(Dataset listings of figures)
## Start
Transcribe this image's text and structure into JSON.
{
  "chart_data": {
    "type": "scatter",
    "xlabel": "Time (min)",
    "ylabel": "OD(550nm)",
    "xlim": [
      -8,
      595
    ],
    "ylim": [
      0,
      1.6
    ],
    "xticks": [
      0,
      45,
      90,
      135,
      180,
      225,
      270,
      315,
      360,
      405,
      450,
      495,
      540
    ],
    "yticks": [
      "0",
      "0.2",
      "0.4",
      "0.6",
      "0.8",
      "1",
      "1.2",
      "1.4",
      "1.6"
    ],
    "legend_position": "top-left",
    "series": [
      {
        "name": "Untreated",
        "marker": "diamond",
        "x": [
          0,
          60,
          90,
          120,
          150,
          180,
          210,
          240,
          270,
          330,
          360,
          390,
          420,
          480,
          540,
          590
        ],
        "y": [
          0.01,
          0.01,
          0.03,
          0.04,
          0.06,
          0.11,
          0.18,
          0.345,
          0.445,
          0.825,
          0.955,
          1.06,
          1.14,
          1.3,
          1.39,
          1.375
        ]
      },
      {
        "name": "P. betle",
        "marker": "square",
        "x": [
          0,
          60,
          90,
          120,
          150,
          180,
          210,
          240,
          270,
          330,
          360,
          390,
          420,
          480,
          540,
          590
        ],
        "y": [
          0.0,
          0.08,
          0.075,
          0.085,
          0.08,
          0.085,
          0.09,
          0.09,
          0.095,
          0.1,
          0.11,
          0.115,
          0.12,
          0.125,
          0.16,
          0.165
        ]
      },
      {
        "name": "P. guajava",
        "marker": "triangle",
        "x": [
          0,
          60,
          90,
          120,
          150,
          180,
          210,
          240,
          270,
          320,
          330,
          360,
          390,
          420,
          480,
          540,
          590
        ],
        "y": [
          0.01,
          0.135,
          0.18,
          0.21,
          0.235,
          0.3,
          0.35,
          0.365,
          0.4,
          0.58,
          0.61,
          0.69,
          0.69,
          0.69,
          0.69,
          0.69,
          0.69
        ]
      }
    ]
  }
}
## End
Quote the data above in full, changing nothing.

Transcribe this image's text and structure into JSON.
{
  "chart_data": {
    "type": "scatter",
    "xlabel": "Time (min)",
    "ylabel": "OD(550nm)",
    "xlim": [
      -8,
      595
    ],
    "ylim": [
      0,
      1.6
    ],
    "xticks": [
      0,
      45,
      90,
      135,
      180,
      225,
      270,
      315,
      360,
      405,
      450,
      495,
      540
    ],
    "yticks": [
      "0",
      "0.2",
      "0.4",
      "0.6",
      "0.8",
      "1",
      "1.2",
      "1.4",
      "1.6"
    ],
    "legend_position": "top-left",
    "series": [
      {
        "name": "Untreated",
        "marker": "diamond",
        "x": [
          0,
          60,
          90,
          120,
          150,
          180,
          210,
          240,
          270,
          330,
          360,
          390,
          420,
          480,
          540,
          590
        ],
        "y": [
          0.01,
          0.01,
          0.03,
          0.04,
          0.06,
          0.11,
          0.18,
          0.345,
          0.445,
          0.825,
          0.955,
          1.06,
          1.14,
          1.3,
          1.39,
          1.375
        ]
      },
      {
        "name": "P. betle",
        "marker": "square",
        "x": [
          0,
          60,
          90,
          120,
          150,
          180,
          210,
          240,
          270,
          330,
          360,
          390,
          420,
          480,
          540,
          590
        ],
        "y": [
          0.0,
          0.08,
          0.075,
          0.085,
          0.08,
          0.085,
          0.09,
          0.09,
          0.095,
          0.1,
          0.11,
          0.115,
          0.12,
          0.125,
          0.16,
          0.165
        ]
      },
      {
        "name": "P. guajava",
        "marker": "triangle",
        "x": [
          0,
          60,
          90,
          120,
          150,
          180,
          210,
          240,
          270,
          320,
          330,
          360,
          390,
          420,
          480,
          540,
          590
        ],
        "y": [
          0.01,
          0.135,
          0.18,
          0.21,
          0.235,
          0.3,
          0.35,
          0.365,
          0.4,
          0.58,
          0.61,
          0.69,
          0.69,
          0.69,
          0.69,
          0.69,
          0.69
        ]
      }
    ]
  }
}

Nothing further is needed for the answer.